--- begin DATA ROWS ---

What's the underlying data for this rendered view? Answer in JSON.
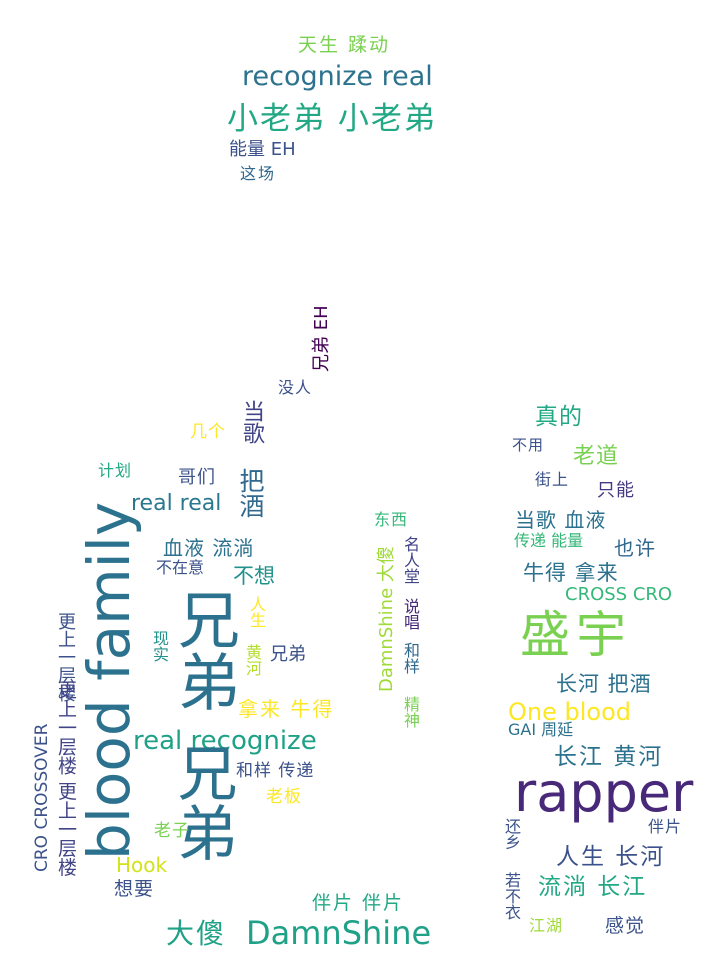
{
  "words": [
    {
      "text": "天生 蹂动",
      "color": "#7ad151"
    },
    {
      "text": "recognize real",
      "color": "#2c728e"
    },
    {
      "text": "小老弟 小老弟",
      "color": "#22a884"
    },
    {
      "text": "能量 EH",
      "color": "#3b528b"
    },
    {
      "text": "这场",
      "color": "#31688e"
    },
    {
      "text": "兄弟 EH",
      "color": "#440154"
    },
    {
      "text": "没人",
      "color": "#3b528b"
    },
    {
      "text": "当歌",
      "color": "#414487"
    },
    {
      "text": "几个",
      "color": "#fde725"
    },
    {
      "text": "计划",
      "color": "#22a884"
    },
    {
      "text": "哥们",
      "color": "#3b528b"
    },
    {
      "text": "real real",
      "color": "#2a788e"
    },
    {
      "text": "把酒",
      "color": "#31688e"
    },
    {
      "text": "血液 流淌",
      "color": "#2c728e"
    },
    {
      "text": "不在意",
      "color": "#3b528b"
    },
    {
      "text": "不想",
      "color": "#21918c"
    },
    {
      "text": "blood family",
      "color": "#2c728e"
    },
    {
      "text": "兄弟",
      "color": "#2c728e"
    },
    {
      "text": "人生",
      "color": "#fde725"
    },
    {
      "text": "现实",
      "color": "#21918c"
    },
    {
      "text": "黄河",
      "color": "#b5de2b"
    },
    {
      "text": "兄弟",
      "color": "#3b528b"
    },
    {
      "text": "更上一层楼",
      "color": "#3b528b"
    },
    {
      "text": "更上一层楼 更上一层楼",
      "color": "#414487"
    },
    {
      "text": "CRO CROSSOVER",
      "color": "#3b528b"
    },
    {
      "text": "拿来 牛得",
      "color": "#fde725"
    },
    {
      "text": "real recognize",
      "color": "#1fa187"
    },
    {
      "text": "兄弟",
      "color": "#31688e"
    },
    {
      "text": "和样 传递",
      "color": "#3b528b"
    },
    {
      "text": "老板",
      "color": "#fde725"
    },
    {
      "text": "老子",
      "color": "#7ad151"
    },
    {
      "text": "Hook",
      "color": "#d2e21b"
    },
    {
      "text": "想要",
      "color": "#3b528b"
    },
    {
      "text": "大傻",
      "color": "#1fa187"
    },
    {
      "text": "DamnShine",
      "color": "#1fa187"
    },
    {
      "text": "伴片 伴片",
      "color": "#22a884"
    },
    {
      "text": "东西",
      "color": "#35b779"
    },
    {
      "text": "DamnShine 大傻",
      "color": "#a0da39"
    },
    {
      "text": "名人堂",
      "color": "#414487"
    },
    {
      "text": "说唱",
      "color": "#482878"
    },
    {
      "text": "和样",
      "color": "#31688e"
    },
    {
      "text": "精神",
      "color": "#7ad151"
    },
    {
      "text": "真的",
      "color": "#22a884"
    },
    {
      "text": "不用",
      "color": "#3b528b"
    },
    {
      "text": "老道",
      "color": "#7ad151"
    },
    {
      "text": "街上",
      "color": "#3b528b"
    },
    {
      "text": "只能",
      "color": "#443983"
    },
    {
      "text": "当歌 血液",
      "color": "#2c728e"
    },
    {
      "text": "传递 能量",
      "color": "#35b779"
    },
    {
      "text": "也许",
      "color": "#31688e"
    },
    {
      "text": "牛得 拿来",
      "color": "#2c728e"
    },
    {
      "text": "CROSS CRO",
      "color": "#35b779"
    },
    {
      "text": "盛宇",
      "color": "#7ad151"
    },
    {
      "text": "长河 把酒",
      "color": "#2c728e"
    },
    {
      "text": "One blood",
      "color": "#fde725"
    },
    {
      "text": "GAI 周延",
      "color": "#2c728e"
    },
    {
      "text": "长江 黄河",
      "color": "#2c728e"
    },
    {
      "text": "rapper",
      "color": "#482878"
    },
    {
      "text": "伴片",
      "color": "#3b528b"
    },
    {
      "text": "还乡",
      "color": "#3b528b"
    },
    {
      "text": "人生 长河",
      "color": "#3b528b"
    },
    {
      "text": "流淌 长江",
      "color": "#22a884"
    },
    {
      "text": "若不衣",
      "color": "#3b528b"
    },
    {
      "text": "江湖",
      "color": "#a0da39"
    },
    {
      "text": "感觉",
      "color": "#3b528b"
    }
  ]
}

--- end DATA ROWS ---
--- begin DATA ROWS ---

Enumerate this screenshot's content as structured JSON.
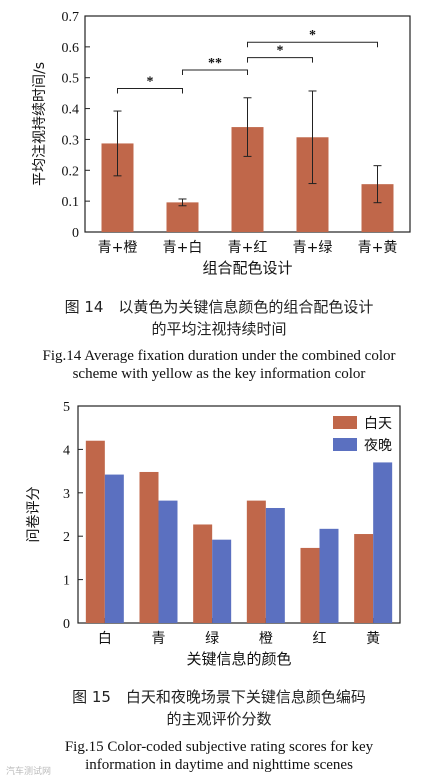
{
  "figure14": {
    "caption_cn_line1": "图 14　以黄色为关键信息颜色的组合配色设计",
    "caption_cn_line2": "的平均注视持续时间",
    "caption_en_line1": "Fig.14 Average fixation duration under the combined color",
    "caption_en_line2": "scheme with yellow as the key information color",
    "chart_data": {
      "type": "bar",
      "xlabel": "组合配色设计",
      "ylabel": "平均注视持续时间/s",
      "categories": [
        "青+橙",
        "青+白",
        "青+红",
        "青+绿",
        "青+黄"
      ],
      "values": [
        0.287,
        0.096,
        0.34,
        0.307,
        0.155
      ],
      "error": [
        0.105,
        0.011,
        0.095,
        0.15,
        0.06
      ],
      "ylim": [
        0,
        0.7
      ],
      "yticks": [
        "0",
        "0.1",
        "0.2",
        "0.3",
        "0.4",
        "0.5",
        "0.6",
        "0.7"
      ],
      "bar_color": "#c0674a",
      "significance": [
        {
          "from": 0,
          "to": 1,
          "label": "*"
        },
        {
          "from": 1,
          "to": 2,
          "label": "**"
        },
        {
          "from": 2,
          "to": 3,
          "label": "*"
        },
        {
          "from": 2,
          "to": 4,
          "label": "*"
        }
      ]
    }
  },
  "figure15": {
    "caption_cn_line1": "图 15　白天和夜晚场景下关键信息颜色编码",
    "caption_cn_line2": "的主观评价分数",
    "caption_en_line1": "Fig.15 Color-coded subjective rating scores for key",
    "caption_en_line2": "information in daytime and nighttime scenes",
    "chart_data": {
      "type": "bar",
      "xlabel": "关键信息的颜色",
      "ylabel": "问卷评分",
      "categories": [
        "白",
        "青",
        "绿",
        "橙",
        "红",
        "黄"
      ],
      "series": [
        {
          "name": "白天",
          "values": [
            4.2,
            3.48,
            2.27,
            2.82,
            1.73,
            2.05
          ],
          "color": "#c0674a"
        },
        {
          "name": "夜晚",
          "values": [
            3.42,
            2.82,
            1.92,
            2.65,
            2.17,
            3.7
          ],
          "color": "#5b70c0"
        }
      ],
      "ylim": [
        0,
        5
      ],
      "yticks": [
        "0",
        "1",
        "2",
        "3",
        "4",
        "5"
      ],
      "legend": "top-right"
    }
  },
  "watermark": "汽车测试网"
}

--- end DATA ROWS ---

● GOAL: Look over the listing. Pull out every line with the string "recognize" in it.

● EXERCISE OUTPUT:
      "text": "recognize real",
      "text": "real recognize",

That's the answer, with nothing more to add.